> [Goal of the exercise]: Reproduce every record below exactly as written, leaving out any pictures.

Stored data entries
=-=-=
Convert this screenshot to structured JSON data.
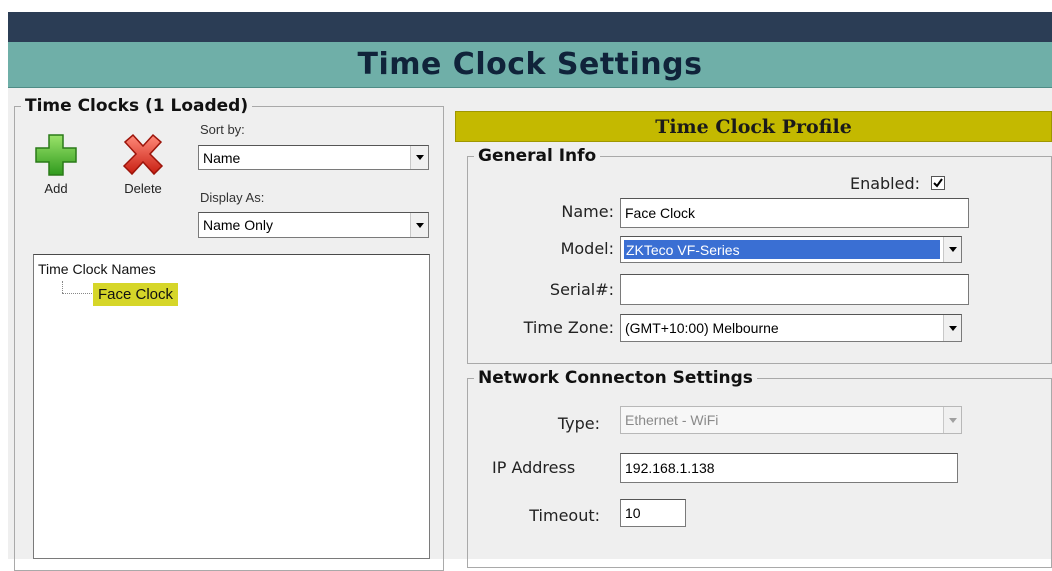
{
  "header": {
    "title": "Time Clock Settings"
  },
  "left_panel": {
    "group_title": "Time Clocks (1 Loaded)",
    "add_label": "Add",
    "delete_label": "Delete",
    "sort_by_label": "Sort by:",
    "sort_by_value": "Name",
    "display_as_label": "Display As:",
    "display_as_value": "Name Only",
    "tree": {
      "root": "Time Clock Names",
      "items": [
        "Face Clock"
      ]
    }
  },
  "profile": {
    "title": "Time Clock Profile",
    "general": {
      "group_title": "General Info",
      "enabled_label": "Enabled:",
      "enabled_checked": true,
      "name_label": "Name:",
      "name_value": "Face Clock",
      "model_label": "Model:",
      "model_value": "ZKTeco VF-Series",
      "serial_label": "Serial#:",
      "serial_value": "",
      "timezone_label": "Time Zone:",
      "timezone_value": "(GMT+10:00) Melbourne"
    },
    "network": {
      "group_title": "Network Connecton Settings",
      "type_label": "Type:",
      "type_value": "Ethernet - WiFi",
      "ip_label": "IP Address",
      "ip_value": "192.168.1.138",
      "timeout_label": "Timeout:",
      "timeout_value": "10"
    }
  },
  "colors": {
    "header_bg": "#6fafa8",
    "top_strip": "#2b3d55",
    "profile_bar": "#c4b900",
    "tree_highlight": "#d6d629",
    "selection": "#3a6fd3"
  }
}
=-=-=
> [The reply]:
Convert this screenshot to structured JSON data.
{
  "header": {
    "title": "Time Clock Settings"
  },
  "left_panel": {
    "group_title": "Time Clocks (1 Loaded)",
    "add_label": "Add",
    "delete_label": "Delete",
    "sort_by_label": "Sort by:",
    "sort_by_value": "Name",
    "display_as_label": "Display As:",
    "display_as_value": "Name Only",
    "tree": {
      "root": "Time Clock Names",
      "items": [
        "Face Clock"
      ]
    }
  },
  "profile": {
    "title": "Time Clock Profile",
    "general": {
      "group_title": "General Info",
      "enabled_label": "Enabled:",
      "enabled_checked": true,
      "name_label": "Name:",
      "name_value": "Face Clock",
      "model_label": "Model:",
      "model_value": "ZKTeco VF-Series",
      "serial_label": "Serial#:",
      "serial_value": "",
      "timezone_label": "Time Zone:",
      "timezone_value": "(GMT+10:00) Melbourne"
    },
    "network": {
      "group_title": "Network Connecton Settings",
      "type_label": "Type:",
      "type_value": "Ethernet - WiFi",
      "ip_label": "IP Address",
      "ip_value": "192.168.1.138",
      "timeout_label": "Timeout:",
      "timeout_value": "10"
    }
  },
  "colors": {
    "header_bg": "#6fafa8",
    "top_strip": "#2b3d55",
    "profile_bar": "#c4b900",
    "tree_highlight": "#d6d629",
    "selection": "#3a6fd3"
  }
}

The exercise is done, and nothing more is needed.